PROBLEM DESCRIPTION:
Word for word, restate every line of the listing that follows.

┌──

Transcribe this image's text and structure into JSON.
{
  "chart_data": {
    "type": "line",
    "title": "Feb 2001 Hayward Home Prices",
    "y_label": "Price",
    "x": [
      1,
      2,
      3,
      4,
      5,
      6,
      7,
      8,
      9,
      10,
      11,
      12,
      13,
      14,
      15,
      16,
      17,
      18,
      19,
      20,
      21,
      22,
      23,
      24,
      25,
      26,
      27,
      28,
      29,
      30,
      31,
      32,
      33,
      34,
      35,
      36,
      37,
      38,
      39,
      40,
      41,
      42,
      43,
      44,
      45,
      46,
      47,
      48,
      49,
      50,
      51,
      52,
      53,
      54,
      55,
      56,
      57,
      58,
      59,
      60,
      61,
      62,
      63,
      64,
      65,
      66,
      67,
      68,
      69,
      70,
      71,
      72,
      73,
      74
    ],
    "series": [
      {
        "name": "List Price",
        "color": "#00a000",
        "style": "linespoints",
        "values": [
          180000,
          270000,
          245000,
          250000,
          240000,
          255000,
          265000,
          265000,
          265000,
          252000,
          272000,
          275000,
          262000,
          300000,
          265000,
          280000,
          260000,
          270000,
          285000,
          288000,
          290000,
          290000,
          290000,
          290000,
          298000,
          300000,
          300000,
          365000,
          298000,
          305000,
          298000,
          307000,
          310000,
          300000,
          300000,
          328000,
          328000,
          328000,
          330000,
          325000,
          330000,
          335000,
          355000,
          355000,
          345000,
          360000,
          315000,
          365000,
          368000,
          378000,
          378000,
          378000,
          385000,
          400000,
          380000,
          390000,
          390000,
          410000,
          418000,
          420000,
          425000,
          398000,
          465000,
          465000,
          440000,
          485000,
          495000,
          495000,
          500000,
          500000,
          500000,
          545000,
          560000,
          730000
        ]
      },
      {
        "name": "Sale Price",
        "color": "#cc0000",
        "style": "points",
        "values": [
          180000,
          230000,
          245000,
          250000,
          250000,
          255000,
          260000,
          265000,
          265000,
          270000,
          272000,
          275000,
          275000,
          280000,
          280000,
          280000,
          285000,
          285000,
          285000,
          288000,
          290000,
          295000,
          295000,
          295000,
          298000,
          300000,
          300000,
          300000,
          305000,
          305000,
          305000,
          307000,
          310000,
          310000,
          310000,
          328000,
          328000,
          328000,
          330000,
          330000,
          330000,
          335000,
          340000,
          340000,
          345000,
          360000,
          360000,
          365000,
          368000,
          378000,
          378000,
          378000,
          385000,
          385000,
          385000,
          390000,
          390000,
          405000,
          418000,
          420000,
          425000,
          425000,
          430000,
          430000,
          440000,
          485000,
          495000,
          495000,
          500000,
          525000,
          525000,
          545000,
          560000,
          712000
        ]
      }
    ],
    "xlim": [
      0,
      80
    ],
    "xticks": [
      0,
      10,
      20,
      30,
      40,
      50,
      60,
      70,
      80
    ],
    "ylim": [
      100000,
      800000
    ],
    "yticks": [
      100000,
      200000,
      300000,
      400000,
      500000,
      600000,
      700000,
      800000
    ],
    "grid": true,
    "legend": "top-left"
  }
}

└──

SOLUTION TO THE PROBLEM:
Transcribe this image's text and structure into JSON.
{
  "chart_data": {
    "type": "line",
    "title": "Feb 2001 Hayward Home Prices",
    "y_label": "Price",
    "x": [
      1,
      2,
      3,
      4,
      5,
      6,
      7,
      8,
      9,
      10,
      11,
      12,
      13,
      14,
      15,
      16,
      17,
      18,
      19,
      20,
      21,
      22,
      23,
      24,
      25,
      26,
      27,
      28,
      29,
      30,
      31,
      32,
      33,
      34,
      35,
      36,
      37,
      38,
      39,
      40,
      41,
      42,
      43,
      44,
      45,
      46,
      47,
      48,
      49,
      50,
      51,
      52,
      53,
      54,
      55,
      56,
      57,
      58,
      59,
      60,
      61,
      62,
      63,
      64,
      65,
      66,
      67,
      68,
      69,
      70,
      71,
      72,
      73,
      74
    ],
    "series": [
      {
        "name": "List Price",
        "color": "#00a000",
        "style": "linespoints",
        "values": [
          180000,
          270000,
          245000,
          250000,
          240000,
          255000,
          265000,
          265000,
          265000,
          252000,
          272000,
          275000,
          262000,
          300000,
          265000,
          280000,
          260000,
          270000,
          285000,
          288000,
          290000,
          290000,
          290000,
          290000,
          298000,
          300000,
          300000,
          365000,
          298000,
          305000,
          298000,
          307000,
          310000,
          300000,
          300000,
          328000,
          328000,
          328000,
          330000,
          325000,
          330000,
          335000,
          355000,
          355000,
          345000,
          360000,
          315000,
          365000,
          368000,
          378000,
          378000,
          378000,
          385000,
          400000,
          380000,
          390000,
          390000,
          410000,
          418000,
          420000,
          425000,
          398000,
          465000,
          465000,
          440000,
          485000,
          495000,
          495000,
          500000,
          500000,
          500000,
          545000,
          560000,
          730000
        ]
      },
      {
        "name": "Sale Price",
        "color": "#cc0000",
        "style": "points",
        "values": [
          180000,
          230000,
          245000,
          250000,
          250000,
          255000,
          260000,
          265000,
          265000,
          270000,
          272000,
          275000,
          275000,
          280000,
          280000,
          280000,
          285000,
          285000,
          285000,
          288000,
          290000,
          295000,
          295000,
          295000,
          298000,
          300000,
          300000,
          300000,
          305000,
          305000,
          305000,
          307000,
          310000,
          310000,
          310000,
          328000,
          328000,
          328000,
          330000,
          330000,
          330000,
          335000,
          340000,
          340000,
          345000,
          360000,
          360000,
          365000,
          368000,
          378000,
          378000,
          378000,
          385000,
          385000,
          385000,
          390000,
          390000,
          405000,
          418000,
          420000,
          425000,
          425000,
          430000,
          430000,
          440000,
          485000,
          495000,
          495000,
          500000,
          525000,
          525000,
          545000,
          560000,
          712000
        ]
      }
    ],
    "xlim": [
      0,
      80
    ],
    "xticks": [
      0,
      10,
      20,
      30,
      40,
      50,
      60,
      70,
      80
    ],
    "ylim": [
      100000,
      800000
    ],
    "yticks": [
      100000,
      200000,
      300000,
      400000,
      500000,
      600000,
      700000,
      800000
    ],
    "grid": true,
    "legend": "top-left"
  }
}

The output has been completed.